▶ Data records:

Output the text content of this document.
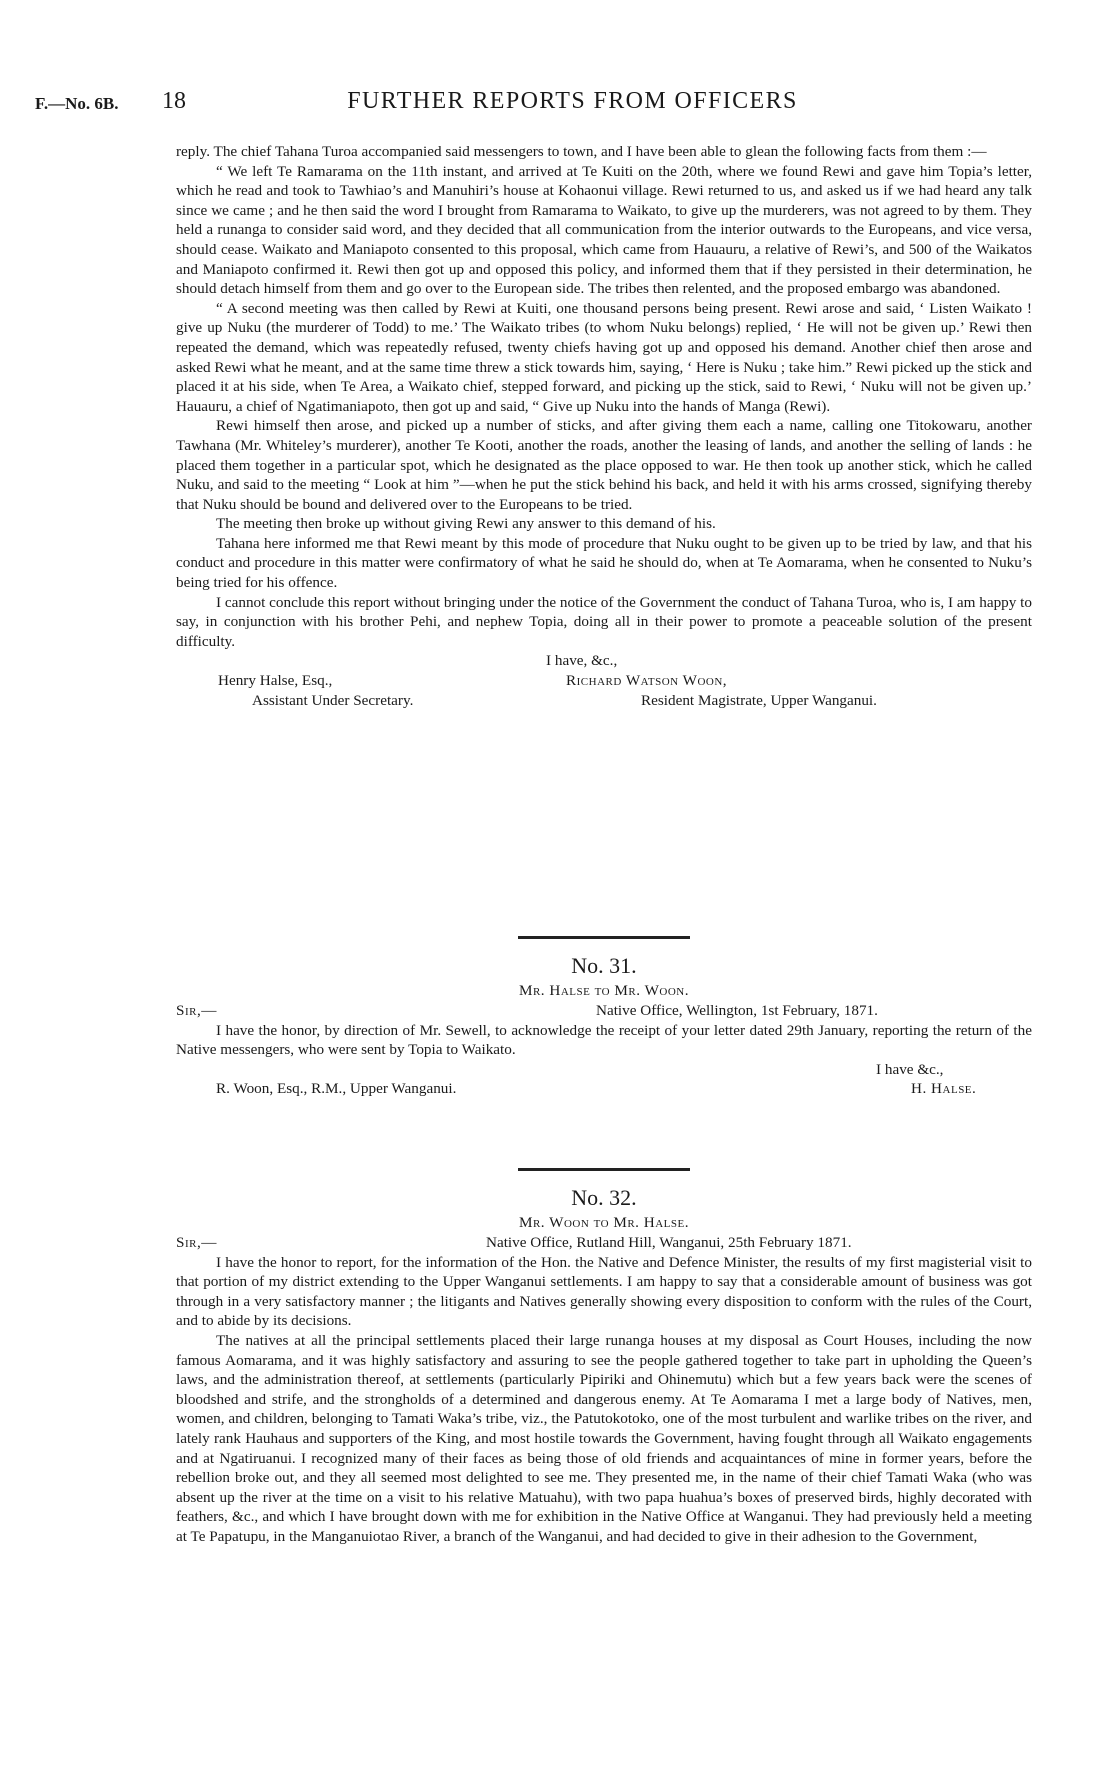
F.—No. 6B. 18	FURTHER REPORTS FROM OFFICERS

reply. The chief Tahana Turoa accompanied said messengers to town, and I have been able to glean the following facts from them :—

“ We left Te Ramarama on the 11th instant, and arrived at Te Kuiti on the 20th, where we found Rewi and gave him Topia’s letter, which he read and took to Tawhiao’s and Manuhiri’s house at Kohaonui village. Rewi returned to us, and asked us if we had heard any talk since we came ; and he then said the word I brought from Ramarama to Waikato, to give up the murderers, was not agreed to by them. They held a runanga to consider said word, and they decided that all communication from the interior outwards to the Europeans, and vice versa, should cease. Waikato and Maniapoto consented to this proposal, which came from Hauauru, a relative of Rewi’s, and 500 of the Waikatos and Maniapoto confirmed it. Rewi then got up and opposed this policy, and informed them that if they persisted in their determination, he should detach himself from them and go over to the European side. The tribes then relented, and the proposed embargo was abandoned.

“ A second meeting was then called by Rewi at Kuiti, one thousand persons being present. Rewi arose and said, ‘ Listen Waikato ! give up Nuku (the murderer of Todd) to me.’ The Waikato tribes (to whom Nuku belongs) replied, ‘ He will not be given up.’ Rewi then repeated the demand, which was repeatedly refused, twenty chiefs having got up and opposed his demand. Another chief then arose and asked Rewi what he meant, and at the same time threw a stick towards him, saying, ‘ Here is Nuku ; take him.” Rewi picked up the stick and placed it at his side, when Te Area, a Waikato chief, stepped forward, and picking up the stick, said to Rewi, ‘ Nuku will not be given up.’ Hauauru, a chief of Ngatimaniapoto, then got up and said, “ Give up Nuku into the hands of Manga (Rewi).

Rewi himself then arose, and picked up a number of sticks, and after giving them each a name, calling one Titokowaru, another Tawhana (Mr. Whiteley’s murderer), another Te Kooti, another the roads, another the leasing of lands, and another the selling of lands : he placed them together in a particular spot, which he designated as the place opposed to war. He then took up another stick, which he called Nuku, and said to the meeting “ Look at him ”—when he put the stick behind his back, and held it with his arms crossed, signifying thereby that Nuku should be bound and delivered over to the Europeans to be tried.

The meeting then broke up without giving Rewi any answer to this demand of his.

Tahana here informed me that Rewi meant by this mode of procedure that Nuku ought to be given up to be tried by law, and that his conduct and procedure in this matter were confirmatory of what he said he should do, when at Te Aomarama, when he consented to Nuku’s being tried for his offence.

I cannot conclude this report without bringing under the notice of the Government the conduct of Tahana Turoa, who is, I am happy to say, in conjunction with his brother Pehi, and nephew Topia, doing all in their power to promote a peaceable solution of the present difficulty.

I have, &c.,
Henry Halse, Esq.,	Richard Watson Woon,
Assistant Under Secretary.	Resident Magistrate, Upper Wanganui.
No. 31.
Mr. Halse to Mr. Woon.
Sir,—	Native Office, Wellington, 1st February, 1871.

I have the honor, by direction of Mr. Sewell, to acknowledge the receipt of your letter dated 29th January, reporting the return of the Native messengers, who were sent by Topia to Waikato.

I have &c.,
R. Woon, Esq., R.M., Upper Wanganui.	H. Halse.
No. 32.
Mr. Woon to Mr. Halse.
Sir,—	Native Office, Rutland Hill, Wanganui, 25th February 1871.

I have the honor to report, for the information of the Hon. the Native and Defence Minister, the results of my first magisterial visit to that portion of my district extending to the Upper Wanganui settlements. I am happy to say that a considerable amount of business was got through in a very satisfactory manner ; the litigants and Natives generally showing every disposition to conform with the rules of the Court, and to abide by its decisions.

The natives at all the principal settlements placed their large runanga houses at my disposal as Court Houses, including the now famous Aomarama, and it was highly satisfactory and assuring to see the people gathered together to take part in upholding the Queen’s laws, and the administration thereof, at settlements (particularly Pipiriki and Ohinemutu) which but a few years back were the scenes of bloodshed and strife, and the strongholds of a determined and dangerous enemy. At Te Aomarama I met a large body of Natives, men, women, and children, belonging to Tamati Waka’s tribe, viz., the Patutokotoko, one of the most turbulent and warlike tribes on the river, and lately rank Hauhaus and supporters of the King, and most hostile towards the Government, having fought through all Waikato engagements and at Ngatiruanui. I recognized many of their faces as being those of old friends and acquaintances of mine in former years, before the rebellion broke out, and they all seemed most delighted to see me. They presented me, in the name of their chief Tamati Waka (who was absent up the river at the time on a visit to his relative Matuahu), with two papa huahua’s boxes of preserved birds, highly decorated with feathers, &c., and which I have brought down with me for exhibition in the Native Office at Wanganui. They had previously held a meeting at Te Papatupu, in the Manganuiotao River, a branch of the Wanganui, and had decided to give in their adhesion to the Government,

==

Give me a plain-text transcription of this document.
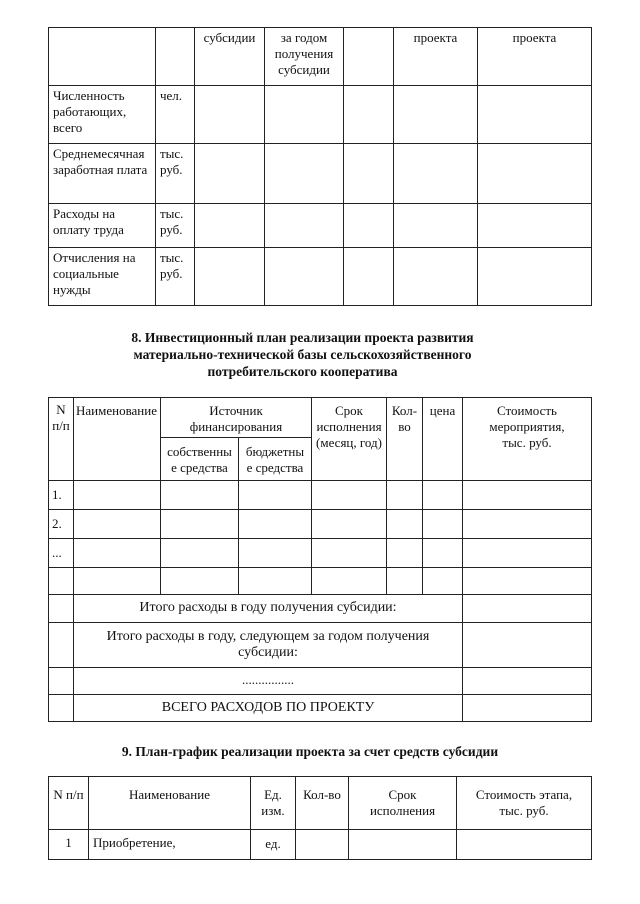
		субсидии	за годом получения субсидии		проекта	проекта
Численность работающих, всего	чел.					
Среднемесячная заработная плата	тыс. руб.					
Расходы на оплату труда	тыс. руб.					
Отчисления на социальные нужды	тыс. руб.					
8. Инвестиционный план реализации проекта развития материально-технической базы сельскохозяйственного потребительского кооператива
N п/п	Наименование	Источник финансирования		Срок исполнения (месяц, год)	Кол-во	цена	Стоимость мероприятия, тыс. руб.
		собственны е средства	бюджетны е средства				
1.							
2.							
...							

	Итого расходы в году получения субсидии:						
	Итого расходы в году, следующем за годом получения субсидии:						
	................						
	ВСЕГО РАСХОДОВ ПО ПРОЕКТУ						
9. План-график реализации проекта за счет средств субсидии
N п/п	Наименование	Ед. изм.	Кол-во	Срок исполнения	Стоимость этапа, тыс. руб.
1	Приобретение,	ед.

---

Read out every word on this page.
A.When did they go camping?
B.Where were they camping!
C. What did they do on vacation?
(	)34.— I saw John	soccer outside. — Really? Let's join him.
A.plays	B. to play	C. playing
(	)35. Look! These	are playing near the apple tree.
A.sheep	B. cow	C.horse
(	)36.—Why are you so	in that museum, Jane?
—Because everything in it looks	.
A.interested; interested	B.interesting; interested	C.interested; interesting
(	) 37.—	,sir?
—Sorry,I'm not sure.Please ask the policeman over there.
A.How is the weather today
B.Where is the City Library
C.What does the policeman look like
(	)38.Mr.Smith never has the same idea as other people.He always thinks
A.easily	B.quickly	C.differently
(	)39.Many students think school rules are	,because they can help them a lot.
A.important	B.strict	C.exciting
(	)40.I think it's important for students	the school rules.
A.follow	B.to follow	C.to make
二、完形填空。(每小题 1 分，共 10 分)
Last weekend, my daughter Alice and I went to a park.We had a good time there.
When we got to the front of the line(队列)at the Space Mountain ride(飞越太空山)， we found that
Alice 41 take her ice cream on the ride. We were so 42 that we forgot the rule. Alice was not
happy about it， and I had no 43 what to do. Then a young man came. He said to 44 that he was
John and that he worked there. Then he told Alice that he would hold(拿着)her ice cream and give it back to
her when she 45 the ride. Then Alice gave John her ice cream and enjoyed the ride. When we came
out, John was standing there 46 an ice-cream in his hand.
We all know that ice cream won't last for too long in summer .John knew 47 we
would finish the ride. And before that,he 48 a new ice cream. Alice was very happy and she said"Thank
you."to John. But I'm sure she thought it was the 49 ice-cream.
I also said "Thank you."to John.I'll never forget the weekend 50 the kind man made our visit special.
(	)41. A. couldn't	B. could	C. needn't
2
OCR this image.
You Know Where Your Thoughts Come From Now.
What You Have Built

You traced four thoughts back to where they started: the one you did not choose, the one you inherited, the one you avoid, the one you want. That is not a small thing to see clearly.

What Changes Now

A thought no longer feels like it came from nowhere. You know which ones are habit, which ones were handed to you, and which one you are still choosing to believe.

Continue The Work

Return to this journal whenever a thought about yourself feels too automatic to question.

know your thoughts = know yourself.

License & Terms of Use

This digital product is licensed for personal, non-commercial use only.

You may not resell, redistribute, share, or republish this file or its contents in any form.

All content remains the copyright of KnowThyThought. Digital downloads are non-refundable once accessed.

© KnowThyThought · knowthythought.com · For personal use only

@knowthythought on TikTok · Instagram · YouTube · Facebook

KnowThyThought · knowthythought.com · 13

▶ AIM OF THE EXERCISE: Each line above that includes "school" should be shown.

▶ SOLVED EXERCISE:
(	)39.Many students think school rules are	,because they can help them a lot.
(	)40.I think it's important for students	the school rules.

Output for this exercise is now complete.